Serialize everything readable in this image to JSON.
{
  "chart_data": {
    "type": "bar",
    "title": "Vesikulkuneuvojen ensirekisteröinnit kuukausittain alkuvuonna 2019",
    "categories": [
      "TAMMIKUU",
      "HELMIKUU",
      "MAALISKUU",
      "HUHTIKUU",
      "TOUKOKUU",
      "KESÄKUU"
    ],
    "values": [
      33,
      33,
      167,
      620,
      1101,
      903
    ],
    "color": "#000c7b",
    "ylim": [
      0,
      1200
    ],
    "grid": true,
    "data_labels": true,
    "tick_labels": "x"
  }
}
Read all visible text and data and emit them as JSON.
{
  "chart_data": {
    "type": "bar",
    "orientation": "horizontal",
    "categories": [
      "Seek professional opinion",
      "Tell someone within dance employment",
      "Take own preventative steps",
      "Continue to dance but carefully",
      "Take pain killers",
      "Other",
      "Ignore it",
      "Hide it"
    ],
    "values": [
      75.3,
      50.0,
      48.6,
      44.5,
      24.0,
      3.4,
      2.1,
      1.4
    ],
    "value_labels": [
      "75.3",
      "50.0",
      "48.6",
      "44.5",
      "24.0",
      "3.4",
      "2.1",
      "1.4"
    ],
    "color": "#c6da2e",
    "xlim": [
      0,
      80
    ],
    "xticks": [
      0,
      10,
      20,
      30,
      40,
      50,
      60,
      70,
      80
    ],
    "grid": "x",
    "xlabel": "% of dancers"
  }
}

#### WHAT THE TASK REQUIRES:
All of the entries must be written out exactly as they stand.

#### RESULT BELOW:
Serialize everything readable in this image to JSON.
{
  "chart_data": {
    "type": "bar",
    "title": "Vesikulkuneuvojen ensirekisteröinnit kuukausittain alkuvuonna 2019",
    "categories": [
      "TAMMIKUU",
      "HELMIKUU",
      "MAALISKUU",
      "HUHTIKUU",
      "TOUKOKUU",
      "KESÄKUU"
    ],
    "values": [
      33,
      33,
      167,
      620,
      1101,
      903
    ],
    "color": "#000c7b",
    "ylim": [
      0,
      1200
    ],
    "grid": true,
    "data_labels": true,
    "tick_labels": "x"
  }
}
Read all visible text and data and emit them as JSON.
{
  "chart_data": {
    "type": "bar",
    "orientation": "horizontal",
    "categories": [
      "Seek professional opinion",
      "Tell someone within dance employment",
      "Take own preventative steps",
      "Continue to dance but carefully",
      "Take pain killers",
      "Other",
      "Ignore it",
      "Hide it"
    ],
    "values": [
      75.3,
      50.0,
      48.6,
      44.5,
      24.0,
      3.4,
      2.1,
      1.4
    ],
    "value_labels": [
      "75.3",
      "50.0",
      "48.6",
      "44.5",
      "24.0",
      "3.4",
      "2.1",
      "1.4"
    ],
    "color": "#c6da2e",
    "xlim": [
      0,
      80
    ],
    "xticks": [
      0,
      10,
      20,
      30,
      40,
      50,
      60,
      70,
      80
    ],
    "grid": "x",
    "xlabel": "% of dancers"
  }
}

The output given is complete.